Scan the lines below for the word "price". Copy each line you find it in.

* Items *
_ _ _

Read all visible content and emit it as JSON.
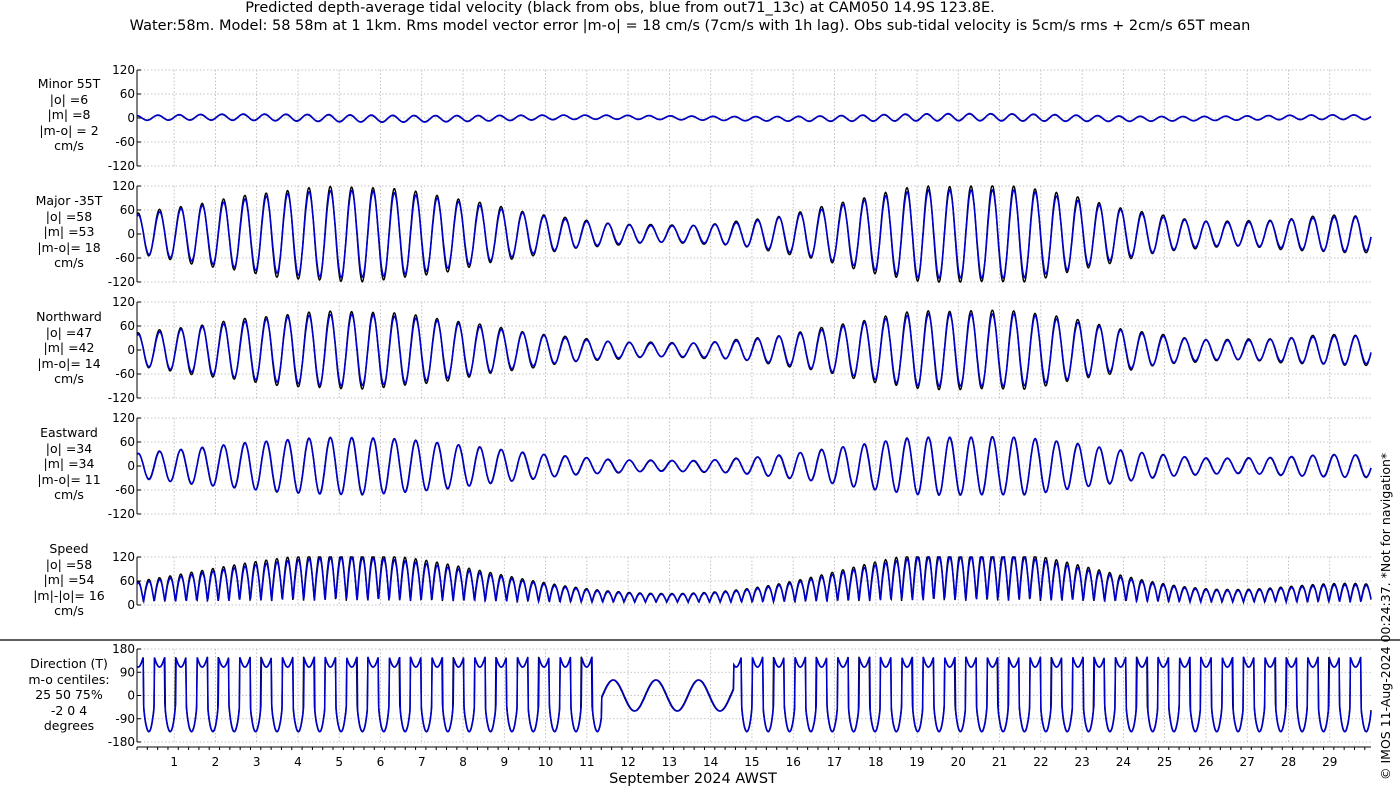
{
  "header": {
    "title_line1": "Predicted depth-average tidal velocity (black from obs, blue from out71_13c) at CAM050 14.9S 123.8E.",
    "title_line2": "Water:58m. Model: 58 58m at 1 1km. Rms model vector error |m-o| = 18 cm/s (7cm/s with 1h lag). Obs sub-tidal velocity is 5cm/s rms + 2cm/s 65T mean"
  },
  "copyright": "© IMOS 11-Aug-2024 00:24:37. *Not for navigation*",
  "colors": {
    "obs": "#000000",
    "model": "#0000cc",
    "grid": "#b4b4b4"
  },
  "chart_data": {
    "type": "line",
    "xlabel": "September 2024 AWST",
    "x_tick_labels": [
      "1",
      "2",
      "3",
      "4",
      "5",
      "6",
      "7",
      "8",
      "9",
      "10",
      "11",
      "12",
      "13",
      "14",
      "15",
      "16",
      "17",
      "18",
      "19",
      "20",
      "21",
      "22",
      "23",
      "24",
      "25",
      "26",
      "27",
      "28",
      "29"
    ],
    "xlim": [
      0.1,
      30.0
    ],
    "series_legend": {
      "obs": "black from obs",
      "model": "blue from out71_13c"
    },
    "panels": [
      {
        "id": "minor",
        "label_lines": [
          "Minor 55T",
          "|o| =6",
          "|m| =8",
          "|m-o| = 2",
          "cm/s"
        ],
        "ylim": [
          -120,
          120
        ],
        "yticks": [
          "120",
          "60",
          "0",
          "-60",
          "-120"
        ],
        "tick_values": [
          120,
          60,
          0,
          -60,
          -120
        ],
        "kind": "component",
        "obs_amp": 8,
        "model_amp": 9,
        "phase": 0.5
      },
      {
        "id": "major",
        "label_lines": [
          "Major -35T",
          "|o| =58",
          "|m| =53",
          "|m-o|= 18",
          "cm/s"
        ],
        "ylim": [
          -120,
          120
        ],
        "yticks": [
          "120",
          "60",
          "0",
          "-60",
          "-120"
        ],
        "tick_values": [
          120,
          60,
          0,
          -60,
          -120
        ],
        "kind": "component",
        "obs_amp": 120,
        "model_amp": 110,
        "phase": 0.0
      },
      {
        "id": "north",
        "label_lines": [
          "Northward",
          "|o| =47",
          "|m| =42",
          "|m-o|= 14",
          "cm/s"
        ],
        "ylim": [
          -120,
          120
        ],
        "yticks": [
          "120",
          "60",
          "0",
          "-60",
          "-120"
        ],
        "tick_values": [
          120,
          60,
          0,
          -60,
          -120
        ],
        "kind": "component",
        "obs_amp": 98,
        "model_amp": 90,
        "phase": 0.0
      },
      {
        "id": "east",
        "label_lines": [
          "Eastward",
          "|o| =34",
          "|m| =34",
          "|m-o|= 11",
          "cm/s"
        ],
        "ylim": [
          -120,
          120
        ],
        "yticks": [
          "120",
          "60",
          "0",
          "-60",
          "-120"
        ],
        "tick_values": [
          120,
          60,
          0,
          -60,
          -120
        ],
        "kind": "component",
        "obs_amp": 72,
        "model_amp": 72,
        "phase": 0.0
      },
      {
        "id": "speed",
        "label_lines": [
          "Speed",
          "|o| =58",
          "|m| =54",
          "|m|-|o|= 16",
          "cm/s"
        ],
        "ylim": [
          0,
          120
        ],
        "yticks": [
          "120",
          "60",
          "0"
        ],
        "tick_values": [
          120,
          60,
          0
        ],
        "kind": "speed",
        "obs_amp": 120,
        "model_amp": 110,
        "phase": 0.0
      },
      {
        "id": "direction",
        "label_lines": [
          "Direction (T)",
          "m-o centiles:",
          "25  50  75%",
          "-2  0  4",
          "degrees"
        ],
        "ylim": [
          -180,
          180
        ],
        "yticks": [
          "180",
          "90",
          "0",
          "-90",
          "-180"
        ],
        "tick_values": [
          180,
          90,
          0,
          -90,
          -180
        ],
        "kind": "direction",
        "obs_amp": 180,
        "model_amp": 180,
        "phase": 0.0
      }
    ],
    "envelope": {
      "peak1_day": 5.3,
      "peak2_day": 20.3,
      "neap_days": [
        13.2,
        27.5
      ],
      "period_days": 0.5175
    },
    "grid": true
  }
}
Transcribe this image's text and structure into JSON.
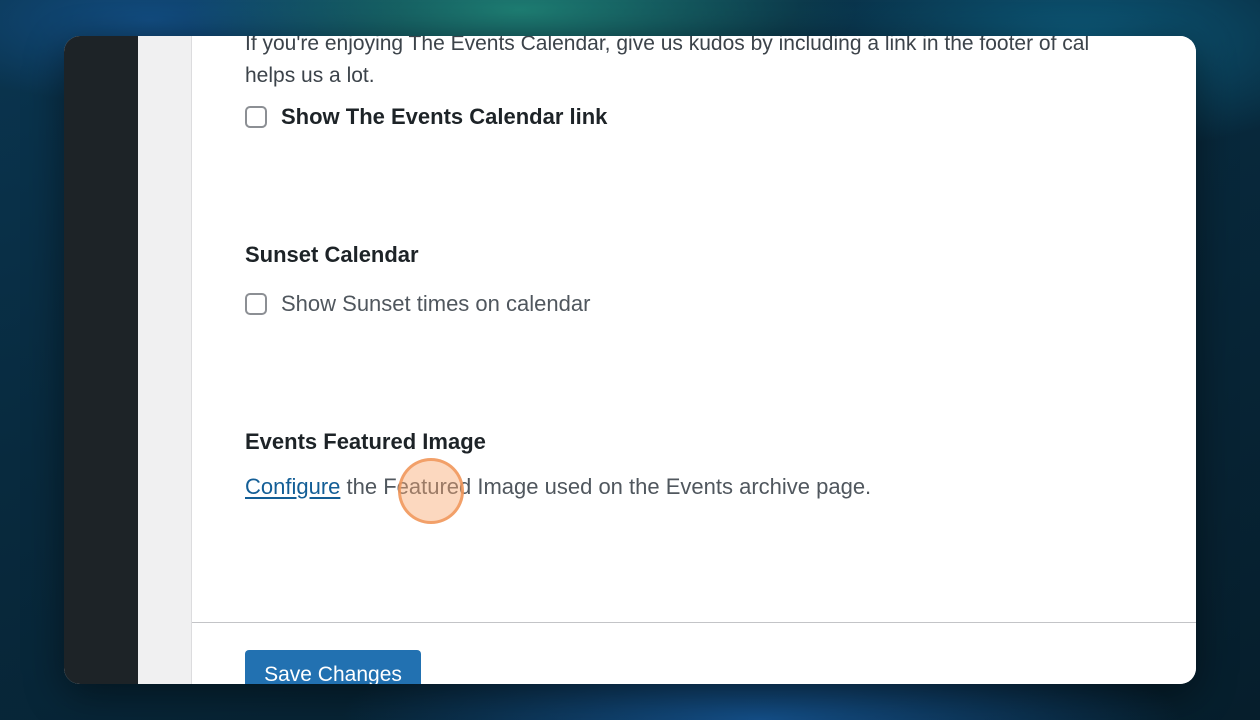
{
  "colors": {
    "sidebar": "#1d2327",
    "link": "#135e96",
    "primary_button": "#2271b1",
    "click_indicator": "#f8a870"
  },
  "credit": {
    "intro_line_1": "If you're enjoying The Events Calendar, give us kudos by including a link in the footer of cal",
    "intro_line_2": "helps us a lot.",
    "show_link_label": "Show The Events Calendar link"
  },
  "sunset": {
    "title": "Sunset Calendar",
    "checkbox_label": "Show Sunset times on calendar"
  },
  "featured_image": {
    "title": "Events Featured Image",
    "link_text": "Configure",
    "description": " the Featured Image used on the Events archive page."
  },
  "footer": {
    "save_label": "Save Changes"
  }
}
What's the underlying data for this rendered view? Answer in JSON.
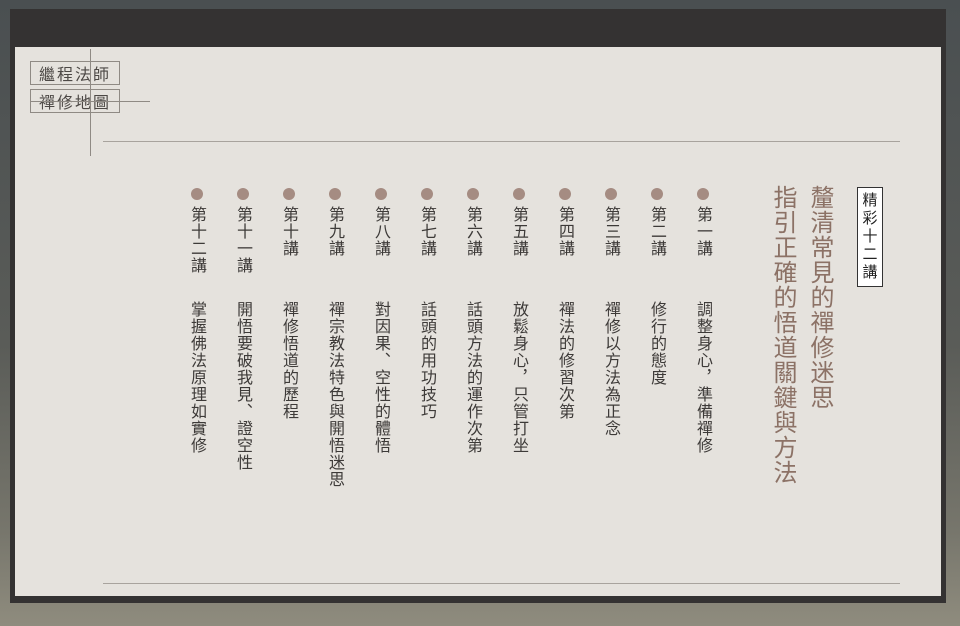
{
  "logo": {
    "line1": "繼程法師",
    "line2": "禪修地圖"
  },
  "badge": "精彩十二講",
  "headline": {
    "line1": "釐清常見的禪修迷思",
    "line2": "指引正確的悟道關鍵與方法"
  },
  "lectures": [
    {
      "num": "第一講",
      "title": "調整身心，準備禪修"
    },
    {
      "num": "第二講",
      "title": "修行的態度"
    },
    {
      "num": "第三講",
      "title": "禪修以方法為正念"
    },
    {
      "num": "第四講",
      "title": "禪法的修習次第"
    },
    {
      "num": "第五講",
      "title": "放鬆身心，只管打坐"
    },
    {
      "num": "第六講",
      "title": "話頭方法的運作次第"
    },
    {
      "num": "第七講",
      "title": "話頭的用功技巧"
    },
    {
      "num": "第八講",
      "title": "對因果、空性的體悟"
    },
    {
      "num": "第九講",
      "title": "禪宗教法特色與開悟迷思"
    },
    {
      "num": "第十講",
      "title": "禪修悟道的歷程"
    },
    {
      "num": "第十一講",
      "title": "開悟要破我見、證空性"
    },
    {
      "num": "第十二講",
      "title": "掌握佛法原理如實修"
    }
  ],
  "colors": {
    "accent": "#8c7266",
    "dot": "#a58c82",
    "card": "#e5e2dd",
    "frame": "#343232"
  }
}
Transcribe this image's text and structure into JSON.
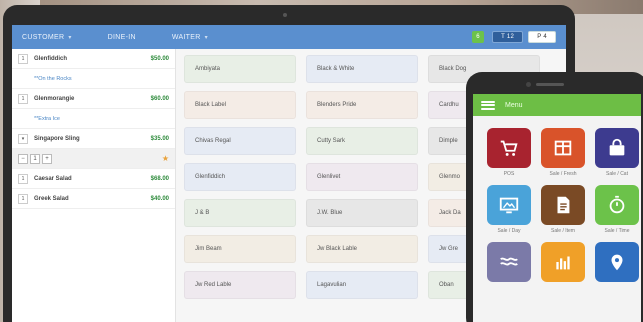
{
  "topbar": {
    "tabs": [
      {
        "label": "CUSTOMER",
        "caret": "▾"
      },
      {
        "label": "DINE-IN",
        "caret": ""
      },
      {
        "label": "WAITER",
        "caret": "▾"
      }
    ],
    "badge": "6",
    "blue_button": "T 12",
    "white_button": "P 4"
  },
  "order": {
    "rows": [
      {
        "type": "item",
        "qty": "1",
        "name": "Glenfiddich",
        "price": "$50.00"
      },
      {
        "type": "note",
        "text": "**On the Rocks"
      },
      {
        "type": "item",
        "qty": "1",
        "name": "Glenmorangie",
        "price": "$60.00"
      },
      {
        "type": "note",
        "text": "**Extra Ice"
      },
      {
        "type": "item",
        "qty": "▾",
        "name": "Singapore Sling",
        "price": "$35.00"
      },
      {
        "type": "stepper",
        "minus": "−",
        "value": "1",
        "plus": "+",
        "star": "★"
      },
      {
        "type": "item",
        "qty": "1",
        "name": "Caesar Salad",
        "price": "$68.00"
      },
      {
        "type": "item",
        "qty": "1",
        "name": "Greek Salad",
        "price": "$40.00"
      }
    ]
  },
  "products": [
    [
      "Ambiyata",
      "Black & White",
      "Black Dog"
    ],
    [
      "Black Label",
      "Blenders Pride",
      "Cardhu"
    ],
    [
      "Chivas Regal",
      "Cutty Sark",
      "Dimple"
    ],
    [
      "Glenfiddich",
      "Glenlivet",
      "Glenmo"
    ],
    [
      "J & B",
      "J.W. Blue",
      "Jack Da"
    ],
    [
      "Jim Beam",
      "Jw Black Lable",
      "Jw Gre"
    ],
    [
      "Jw Red Lable",
      "Lagavulian",
      "Oban"
    ]
  ],
  "product_colors": [
    [
      "c0",
      "c1",
      "c4"
    ],
    [
      "c2",
      "c2",
      "c3"
    ],
    [
      "c1",
      "c0",
      "c4"
    ],
    [
      "c1",
      "c3",
      "c5"
    ],
    [
      "c0",
      "c4",
      "c2"
    ],
    [
      "c5",
      "c5",
      "c1"
    ],
    [
      "c3",
      "c1",
      "c0"
    ]
  ],
  "phone": {
    "title": "Menu",
    "apps": [
      {
        "label": "POS",
        "color": "#a8232f",
        "icon": "cart-icon"
      },
      {
        "label": "Sale / Fresh",
        "color": "#d9532a",
        "icon": "grid-icon"
      },
      {
        "label": "Sale / Cat",
        "color": "#3d3b8f",
        "icon": "bag-icon"
      },
      {
        "label": "Sale / Day",
        "color": "#4aa3d9",
        "icon": "screen-icon"
      },
      {
        "label": "Sale / Item",
        "color": "#7a4a25",
        "icon": "document-icon"
      },
      {
        "label": "Sale / Time",
        "color": "#6cc24a",
        "icon": "timer-icon"
      },
      {
        "label": "",
        "color": "#7b7aa8",
        "icon": "wave-icon"
      },
      {
        "label": "",
        "color": "#f0a028",
        "icon": "bar-chart-icon"
      },
      {
        "label": "",
        "color": "#2f6fc0",
        "icon": "location-pin-icon"
      }
    ]
  }
}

_ _ _

* Written answer *
        "price": "$50.00"
        "price": "$60.00"
        "price": "$35.00"
        "price": "$68.00"
        "price": "$40.00"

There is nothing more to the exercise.